● **Task instructions**
Scan the entries below. List each line with "sich".

[Listed records start]

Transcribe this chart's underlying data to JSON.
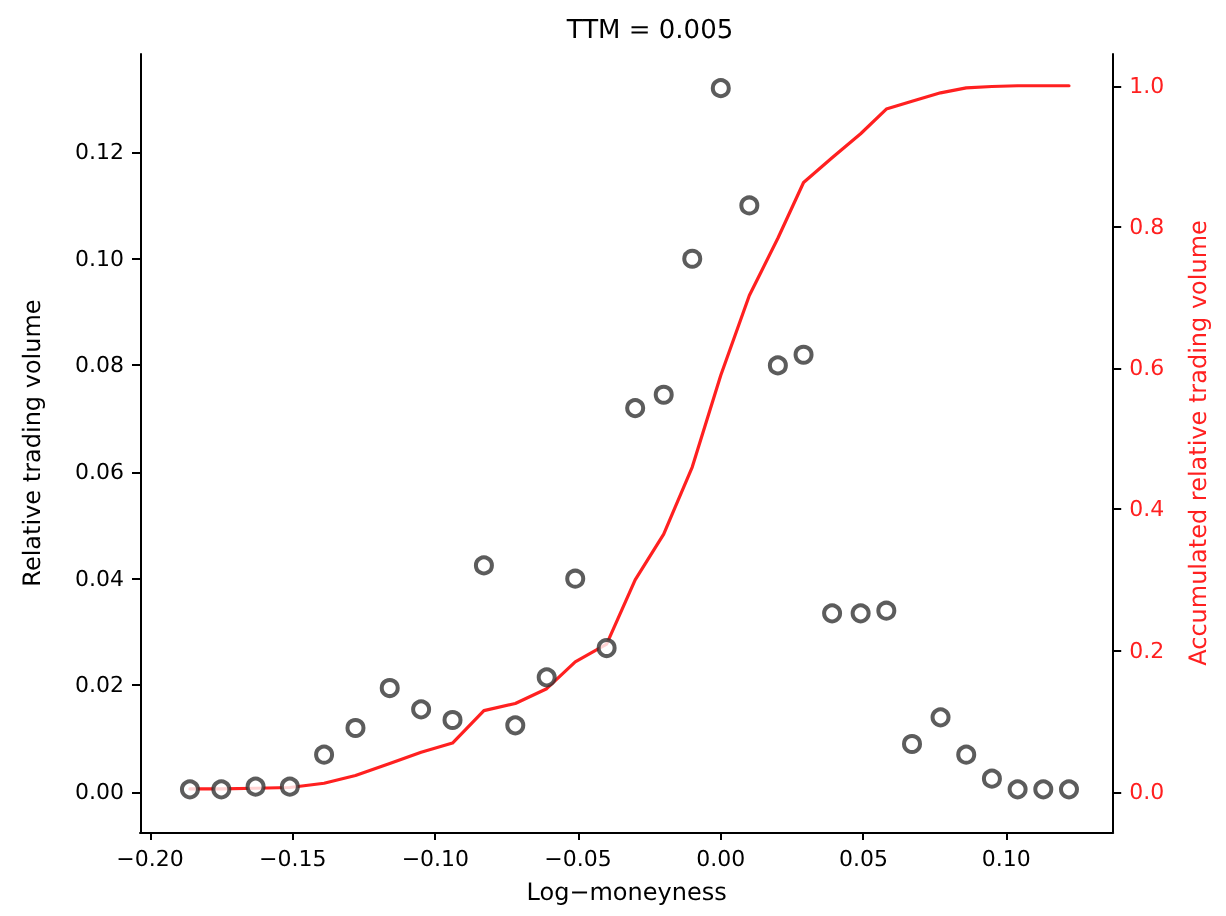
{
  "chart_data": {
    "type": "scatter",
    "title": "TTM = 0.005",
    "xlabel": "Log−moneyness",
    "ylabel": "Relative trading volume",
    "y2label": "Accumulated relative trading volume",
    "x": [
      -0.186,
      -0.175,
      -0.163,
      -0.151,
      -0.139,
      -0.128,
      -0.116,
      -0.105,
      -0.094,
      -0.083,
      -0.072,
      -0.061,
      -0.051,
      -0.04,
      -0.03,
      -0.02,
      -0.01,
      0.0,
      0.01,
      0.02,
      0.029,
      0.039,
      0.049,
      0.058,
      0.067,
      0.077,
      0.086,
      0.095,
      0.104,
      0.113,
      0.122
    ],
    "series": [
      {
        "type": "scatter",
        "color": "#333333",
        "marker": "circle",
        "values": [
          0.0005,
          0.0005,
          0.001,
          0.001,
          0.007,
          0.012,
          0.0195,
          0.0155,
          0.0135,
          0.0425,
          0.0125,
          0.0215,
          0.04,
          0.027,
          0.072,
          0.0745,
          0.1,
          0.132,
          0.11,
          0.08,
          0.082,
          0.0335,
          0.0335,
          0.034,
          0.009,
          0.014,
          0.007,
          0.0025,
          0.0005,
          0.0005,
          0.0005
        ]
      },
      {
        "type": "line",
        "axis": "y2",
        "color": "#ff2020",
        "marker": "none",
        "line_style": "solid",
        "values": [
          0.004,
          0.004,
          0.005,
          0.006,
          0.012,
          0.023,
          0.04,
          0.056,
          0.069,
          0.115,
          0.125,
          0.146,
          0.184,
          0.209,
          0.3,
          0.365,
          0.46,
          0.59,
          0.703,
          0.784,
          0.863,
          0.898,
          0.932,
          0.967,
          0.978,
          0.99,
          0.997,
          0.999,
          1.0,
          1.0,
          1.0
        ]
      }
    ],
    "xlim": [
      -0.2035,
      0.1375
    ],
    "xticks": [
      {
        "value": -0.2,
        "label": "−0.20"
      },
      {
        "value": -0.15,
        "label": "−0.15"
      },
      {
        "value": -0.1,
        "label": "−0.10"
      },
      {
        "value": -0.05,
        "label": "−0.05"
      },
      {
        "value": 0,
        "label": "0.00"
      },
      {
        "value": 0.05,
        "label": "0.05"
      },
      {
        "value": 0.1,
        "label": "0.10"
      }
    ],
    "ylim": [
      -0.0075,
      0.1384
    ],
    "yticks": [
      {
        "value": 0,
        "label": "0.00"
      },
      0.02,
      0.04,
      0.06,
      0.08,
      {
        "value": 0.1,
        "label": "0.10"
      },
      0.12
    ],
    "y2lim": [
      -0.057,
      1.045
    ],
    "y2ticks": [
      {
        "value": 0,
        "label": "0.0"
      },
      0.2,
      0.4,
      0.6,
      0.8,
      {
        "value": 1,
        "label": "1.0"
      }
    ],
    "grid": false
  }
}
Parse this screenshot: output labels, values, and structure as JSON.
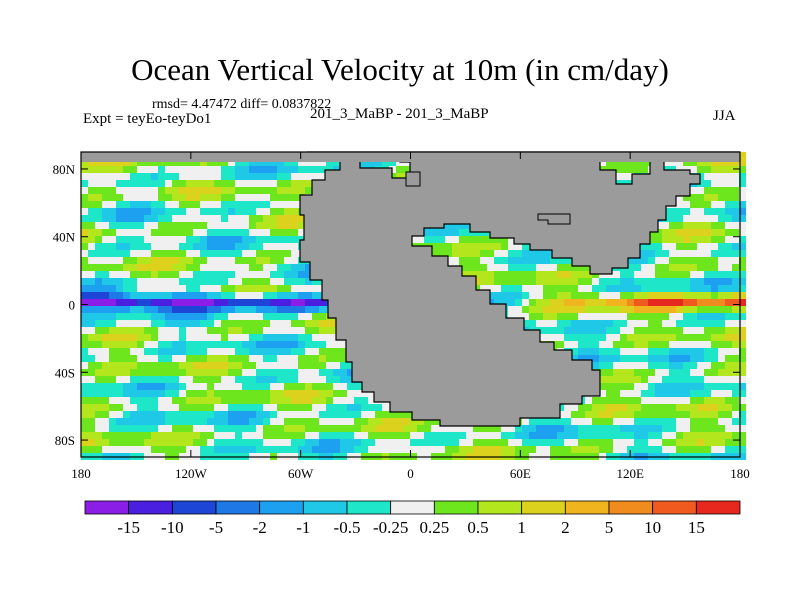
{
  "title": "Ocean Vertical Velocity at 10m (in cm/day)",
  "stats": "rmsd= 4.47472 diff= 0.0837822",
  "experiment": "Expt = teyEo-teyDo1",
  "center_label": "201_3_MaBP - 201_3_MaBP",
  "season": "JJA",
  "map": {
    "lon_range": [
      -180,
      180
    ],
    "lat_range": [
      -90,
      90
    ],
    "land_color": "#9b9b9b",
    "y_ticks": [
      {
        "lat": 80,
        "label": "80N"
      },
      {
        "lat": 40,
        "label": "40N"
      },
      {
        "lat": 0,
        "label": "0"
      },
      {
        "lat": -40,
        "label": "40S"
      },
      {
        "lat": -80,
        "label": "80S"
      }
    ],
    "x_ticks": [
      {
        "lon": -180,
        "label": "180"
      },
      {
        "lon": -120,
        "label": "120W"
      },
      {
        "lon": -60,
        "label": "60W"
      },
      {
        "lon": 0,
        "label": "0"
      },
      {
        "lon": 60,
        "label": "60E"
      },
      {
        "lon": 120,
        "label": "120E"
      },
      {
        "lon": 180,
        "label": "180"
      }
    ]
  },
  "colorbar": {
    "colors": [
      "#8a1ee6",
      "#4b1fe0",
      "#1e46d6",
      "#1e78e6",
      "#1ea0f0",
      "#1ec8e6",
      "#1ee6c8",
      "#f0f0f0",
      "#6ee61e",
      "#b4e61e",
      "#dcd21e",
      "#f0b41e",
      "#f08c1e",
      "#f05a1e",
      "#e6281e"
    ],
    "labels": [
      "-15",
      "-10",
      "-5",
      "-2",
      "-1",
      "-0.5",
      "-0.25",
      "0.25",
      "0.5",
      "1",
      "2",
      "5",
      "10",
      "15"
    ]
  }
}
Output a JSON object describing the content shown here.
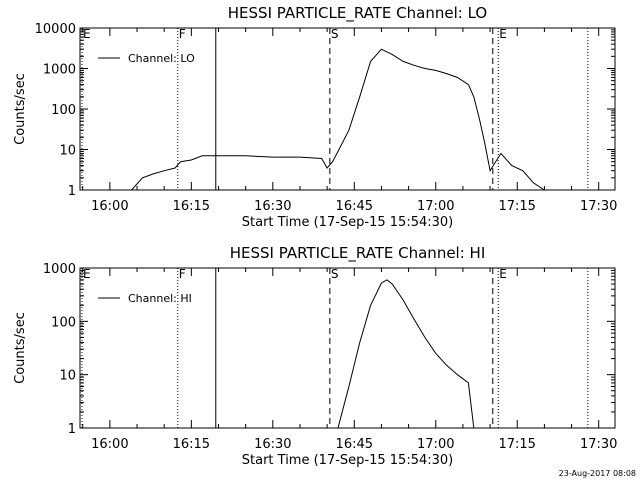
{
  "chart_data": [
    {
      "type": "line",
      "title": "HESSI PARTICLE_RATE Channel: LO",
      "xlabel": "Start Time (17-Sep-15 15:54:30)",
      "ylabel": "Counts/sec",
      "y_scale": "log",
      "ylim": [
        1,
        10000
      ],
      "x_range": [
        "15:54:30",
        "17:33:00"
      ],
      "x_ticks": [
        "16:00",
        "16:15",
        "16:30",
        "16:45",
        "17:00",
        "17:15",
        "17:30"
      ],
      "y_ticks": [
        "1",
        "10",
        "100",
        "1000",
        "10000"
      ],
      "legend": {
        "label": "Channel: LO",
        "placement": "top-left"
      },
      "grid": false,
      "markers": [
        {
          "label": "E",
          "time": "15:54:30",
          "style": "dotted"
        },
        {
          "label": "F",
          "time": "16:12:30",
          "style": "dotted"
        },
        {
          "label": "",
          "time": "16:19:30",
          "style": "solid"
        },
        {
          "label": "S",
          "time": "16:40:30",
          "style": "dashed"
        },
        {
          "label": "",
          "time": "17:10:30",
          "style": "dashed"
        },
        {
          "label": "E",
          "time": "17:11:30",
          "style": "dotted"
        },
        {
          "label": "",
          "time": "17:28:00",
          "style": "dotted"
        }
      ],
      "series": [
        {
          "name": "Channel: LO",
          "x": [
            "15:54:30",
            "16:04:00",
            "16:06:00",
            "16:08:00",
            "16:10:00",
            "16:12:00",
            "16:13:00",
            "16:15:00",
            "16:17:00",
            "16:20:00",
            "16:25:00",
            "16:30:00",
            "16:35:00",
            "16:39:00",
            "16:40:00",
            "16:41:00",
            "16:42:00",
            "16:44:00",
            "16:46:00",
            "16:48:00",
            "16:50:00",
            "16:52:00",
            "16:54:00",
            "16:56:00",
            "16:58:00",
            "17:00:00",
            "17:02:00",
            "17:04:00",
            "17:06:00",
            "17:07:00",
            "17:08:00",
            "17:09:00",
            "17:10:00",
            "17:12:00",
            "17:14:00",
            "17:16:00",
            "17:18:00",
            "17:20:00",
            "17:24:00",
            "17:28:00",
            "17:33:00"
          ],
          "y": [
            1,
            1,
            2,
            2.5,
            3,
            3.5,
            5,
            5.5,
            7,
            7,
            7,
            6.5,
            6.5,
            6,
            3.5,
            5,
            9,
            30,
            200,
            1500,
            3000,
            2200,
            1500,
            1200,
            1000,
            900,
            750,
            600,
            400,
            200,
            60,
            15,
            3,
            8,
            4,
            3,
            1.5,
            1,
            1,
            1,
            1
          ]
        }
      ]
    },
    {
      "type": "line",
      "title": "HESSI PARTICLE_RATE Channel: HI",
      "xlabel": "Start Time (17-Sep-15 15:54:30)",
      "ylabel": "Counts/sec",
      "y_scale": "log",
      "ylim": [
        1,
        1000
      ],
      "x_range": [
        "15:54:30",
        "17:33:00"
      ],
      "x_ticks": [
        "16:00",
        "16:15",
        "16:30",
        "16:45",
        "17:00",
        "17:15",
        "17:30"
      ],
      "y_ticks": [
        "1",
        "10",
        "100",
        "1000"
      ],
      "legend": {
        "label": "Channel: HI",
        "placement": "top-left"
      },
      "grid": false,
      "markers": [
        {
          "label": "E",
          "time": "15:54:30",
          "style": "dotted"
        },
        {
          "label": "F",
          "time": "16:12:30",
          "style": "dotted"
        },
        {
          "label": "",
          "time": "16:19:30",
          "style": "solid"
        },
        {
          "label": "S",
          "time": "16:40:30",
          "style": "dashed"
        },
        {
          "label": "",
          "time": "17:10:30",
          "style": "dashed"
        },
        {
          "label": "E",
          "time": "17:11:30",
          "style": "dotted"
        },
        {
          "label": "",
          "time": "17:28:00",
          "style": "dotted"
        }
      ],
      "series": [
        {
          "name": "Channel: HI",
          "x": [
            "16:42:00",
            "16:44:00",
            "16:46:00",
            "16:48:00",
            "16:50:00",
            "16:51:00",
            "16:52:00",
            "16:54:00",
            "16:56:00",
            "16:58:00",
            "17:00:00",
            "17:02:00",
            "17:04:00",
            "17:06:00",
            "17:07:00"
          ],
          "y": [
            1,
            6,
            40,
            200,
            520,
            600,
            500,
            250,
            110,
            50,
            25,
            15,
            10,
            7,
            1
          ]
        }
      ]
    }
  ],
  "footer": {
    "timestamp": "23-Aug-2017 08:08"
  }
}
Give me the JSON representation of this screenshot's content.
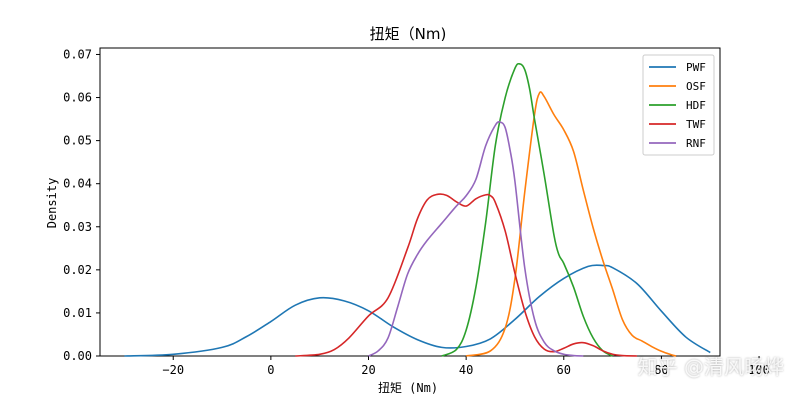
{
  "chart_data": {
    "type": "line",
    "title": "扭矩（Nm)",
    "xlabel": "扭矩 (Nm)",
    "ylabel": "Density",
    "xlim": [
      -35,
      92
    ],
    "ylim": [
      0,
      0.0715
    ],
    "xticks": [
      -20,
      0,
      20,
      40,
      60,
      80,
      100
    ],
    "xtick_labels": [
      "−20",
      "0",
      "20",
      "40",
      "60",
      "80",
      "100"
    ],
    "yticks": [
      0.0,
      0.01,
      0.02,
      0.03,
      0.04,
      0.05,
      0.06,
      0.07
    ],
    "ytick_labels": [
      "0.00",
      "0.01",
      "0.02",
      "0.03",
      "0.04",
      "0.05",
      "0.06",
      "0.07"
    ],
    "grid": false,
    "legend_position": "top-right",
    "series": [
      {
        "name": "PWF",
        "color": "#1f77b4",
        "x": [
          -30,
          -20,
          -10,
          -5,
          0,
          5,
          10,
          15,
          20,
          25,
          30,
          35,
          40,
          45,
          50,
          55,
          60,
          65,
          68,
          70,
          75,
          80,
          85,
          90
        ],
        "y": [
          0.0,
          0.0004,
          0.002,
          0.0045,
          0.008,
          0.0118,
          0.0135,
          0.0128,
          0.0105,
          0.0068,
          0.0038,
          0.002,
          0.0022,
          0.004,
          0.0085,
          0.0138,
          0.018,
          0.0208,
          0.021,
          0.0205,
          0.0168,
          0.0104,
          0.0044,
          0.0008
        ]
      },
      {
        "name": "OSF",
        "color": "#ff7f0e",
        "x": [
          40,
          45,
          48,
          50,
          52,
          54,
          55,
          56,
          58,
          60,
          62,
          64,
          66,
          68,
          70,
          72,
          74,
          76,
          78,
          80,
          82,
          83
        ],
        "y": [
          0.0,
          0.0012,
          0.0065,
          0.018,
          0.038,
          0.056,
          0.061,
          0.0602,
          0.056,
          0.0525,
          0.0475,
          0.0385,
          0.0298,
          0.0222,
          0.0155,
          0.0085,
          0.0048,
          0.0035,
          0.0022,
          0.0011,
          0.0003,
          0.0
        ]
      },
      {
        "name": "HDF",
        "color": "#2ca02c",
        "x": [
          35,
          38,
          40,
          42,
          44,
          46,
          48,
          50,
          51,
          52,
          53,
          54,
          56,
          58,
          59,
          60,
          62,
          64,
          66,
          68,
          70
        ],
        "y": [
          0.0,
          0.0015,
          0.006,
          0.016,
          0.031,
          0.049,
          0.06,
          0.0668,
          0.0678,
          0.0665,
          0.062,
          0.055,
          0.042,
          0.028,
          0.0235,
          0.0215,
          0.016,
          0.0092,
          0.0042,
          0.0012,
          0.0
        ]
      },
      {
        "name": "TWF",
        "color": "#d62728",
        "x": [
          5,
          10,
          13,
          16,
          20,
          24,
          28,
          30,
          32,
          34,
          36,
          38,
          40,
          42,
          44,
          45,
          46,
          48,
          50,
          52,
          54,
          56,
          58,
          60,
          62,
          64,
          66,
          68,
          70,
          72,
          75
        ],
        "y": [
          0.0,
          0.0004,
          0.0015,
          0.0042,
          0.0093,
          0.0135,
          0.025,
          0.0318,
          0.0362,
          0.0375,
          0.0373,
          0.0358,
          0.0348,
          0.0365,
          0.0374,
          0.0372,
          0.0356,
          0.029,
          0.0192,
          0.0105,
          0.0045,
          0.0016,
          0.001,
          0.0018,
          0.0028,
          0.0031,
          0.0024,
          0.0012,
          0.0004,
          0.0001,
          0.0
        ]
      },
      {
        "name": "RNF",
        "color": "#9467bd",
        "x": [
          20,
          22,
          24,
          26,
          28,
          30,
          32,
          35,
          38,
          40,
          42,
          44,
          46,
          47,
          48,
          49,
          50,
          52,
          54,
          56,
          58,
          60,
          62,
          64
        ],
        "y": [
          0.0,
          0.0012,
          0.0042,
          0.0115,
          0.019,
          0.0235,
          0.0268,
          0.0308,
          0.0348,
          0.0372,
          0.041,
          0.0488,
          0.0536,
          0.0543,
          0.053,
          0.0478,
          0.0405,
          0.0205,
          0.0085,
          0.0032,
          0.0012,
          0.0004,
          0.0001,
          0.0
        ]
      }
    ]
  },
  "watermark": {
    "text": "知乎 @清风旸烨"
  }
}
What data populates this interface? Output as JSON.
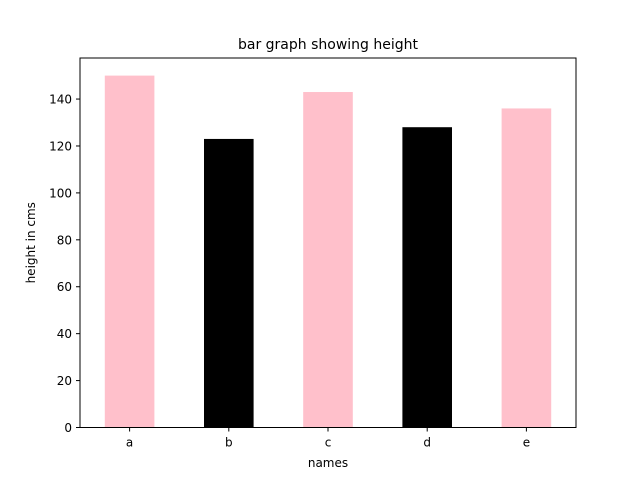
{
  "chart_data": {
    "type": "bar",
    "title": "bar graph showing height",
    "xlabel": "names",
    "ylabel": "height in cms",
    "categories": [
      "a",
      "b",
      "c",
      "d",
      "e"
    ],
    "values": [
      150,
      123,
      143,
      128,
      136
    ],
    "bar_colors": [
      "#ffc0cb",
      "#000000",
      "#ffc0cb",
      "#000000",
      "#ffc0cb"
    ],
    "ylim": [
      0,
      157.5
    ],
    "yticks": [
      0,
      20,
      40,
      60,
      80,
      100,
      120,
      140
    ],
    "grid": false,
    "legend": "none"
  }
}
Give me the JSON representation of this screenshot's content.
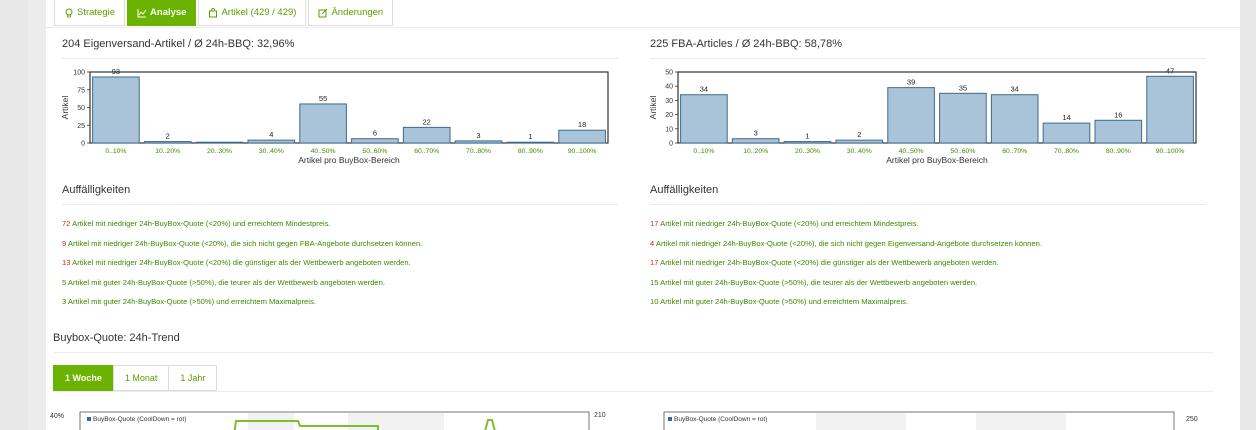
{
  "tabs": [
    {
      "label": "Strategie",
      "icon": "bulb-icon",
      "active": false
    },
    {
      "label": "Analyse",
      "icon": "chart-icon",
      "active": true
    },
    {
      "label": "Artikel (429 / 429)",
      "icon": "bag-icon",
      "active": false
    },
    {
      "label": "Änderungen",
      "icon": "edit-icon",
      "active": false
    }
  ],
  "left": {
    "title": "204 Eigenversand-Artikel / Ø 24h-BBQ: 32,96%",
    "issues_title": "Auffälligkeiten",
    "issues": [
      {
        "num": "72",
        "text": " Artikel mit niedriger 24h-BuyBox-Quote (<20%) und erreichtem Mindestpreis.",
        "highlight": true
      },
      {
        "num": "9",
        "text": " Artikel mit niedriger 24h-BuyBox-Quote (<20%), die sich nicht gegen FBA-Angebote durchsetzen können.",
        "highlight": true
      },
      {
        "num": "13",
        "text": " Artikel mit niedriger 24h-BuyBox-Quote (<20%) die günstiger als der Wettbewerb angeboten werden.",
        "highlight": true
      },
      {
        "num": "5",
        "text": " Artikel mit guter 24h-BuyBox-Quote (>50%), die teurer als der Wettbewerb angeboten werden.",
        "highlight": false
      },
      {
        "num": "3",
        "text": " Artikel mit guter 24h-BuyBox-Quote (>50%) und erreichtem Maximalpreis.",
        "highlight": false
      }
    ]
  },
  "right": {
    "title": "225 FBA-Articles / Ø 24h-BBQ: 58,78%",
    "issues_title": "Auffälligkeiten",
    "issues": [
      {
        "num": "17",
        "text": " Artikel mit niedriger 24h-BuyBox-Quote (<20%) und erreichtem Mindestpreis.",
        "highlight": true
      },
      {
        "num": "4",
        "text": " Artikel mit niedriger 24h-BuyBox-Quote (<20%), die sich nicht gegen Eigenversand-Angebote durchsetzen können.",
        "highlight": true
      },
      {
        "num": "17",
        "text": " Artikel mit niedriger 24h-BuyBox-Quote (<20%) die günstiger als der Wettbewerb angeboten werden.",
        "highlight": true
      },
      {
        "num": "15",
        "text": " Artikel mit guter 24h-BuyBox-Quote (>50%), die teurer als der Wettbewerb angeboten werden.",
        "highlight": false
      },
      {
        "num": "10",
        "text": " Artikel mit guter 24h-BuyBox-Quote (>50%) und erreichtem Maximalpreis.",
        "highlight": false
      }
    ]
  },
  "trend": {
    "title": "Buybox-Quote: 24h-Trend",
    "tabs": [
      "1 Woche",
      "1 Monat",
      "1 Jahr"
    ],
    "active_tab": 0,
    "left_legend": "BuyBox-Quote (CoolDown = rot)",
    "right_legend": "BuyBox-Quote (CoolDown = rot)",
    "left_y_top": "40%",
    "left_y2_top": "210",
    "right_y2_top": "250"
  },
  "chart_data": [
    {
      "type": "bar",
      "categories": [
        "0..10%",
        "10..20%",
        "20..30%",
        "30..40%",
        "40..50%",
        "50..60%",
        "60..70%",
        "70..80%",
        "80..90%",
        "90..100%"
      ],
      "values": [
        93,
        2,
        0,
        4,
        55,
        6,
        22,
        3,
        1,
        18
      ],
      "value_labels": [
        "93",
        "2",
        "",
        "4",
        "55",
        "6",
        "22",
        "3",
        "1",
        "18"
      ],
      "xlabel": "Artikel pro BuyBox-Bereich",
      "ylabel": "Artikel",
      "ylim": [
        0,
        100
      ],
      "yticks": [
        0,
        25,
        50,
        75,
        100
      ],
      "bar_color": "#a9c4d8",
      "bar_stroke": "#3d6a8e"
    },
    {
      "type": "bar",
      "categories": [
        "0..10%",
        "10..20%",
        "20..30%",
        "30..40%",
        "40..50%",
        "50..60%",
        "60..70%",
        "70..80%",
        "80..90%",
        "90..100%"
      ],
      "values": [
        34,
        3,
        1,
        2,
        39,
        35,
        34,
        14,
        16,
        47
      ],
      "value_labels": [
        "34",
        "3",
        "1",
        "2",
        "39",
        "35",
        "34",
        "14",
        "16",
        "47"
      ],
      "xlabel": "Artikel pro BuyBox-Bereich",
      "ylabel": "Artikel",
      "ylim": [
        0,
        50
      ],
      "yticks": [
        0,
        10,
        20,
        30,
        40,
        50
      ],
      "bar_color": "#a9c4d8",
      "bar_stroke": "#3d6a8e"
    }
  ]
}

[Listed records end]

● **Answer to the problem**
        "text": " Artikel mit niedriger 24h-BuyBox-Quote (<20%), die sich nicht gegen FBA-Angebote durchsetzen können.",
        "text": " Artikel mit niedriger 24h-BuyBox-Quote (<20%), die sich nicht gegen Eigenversand-Angebote durchsetzen können.",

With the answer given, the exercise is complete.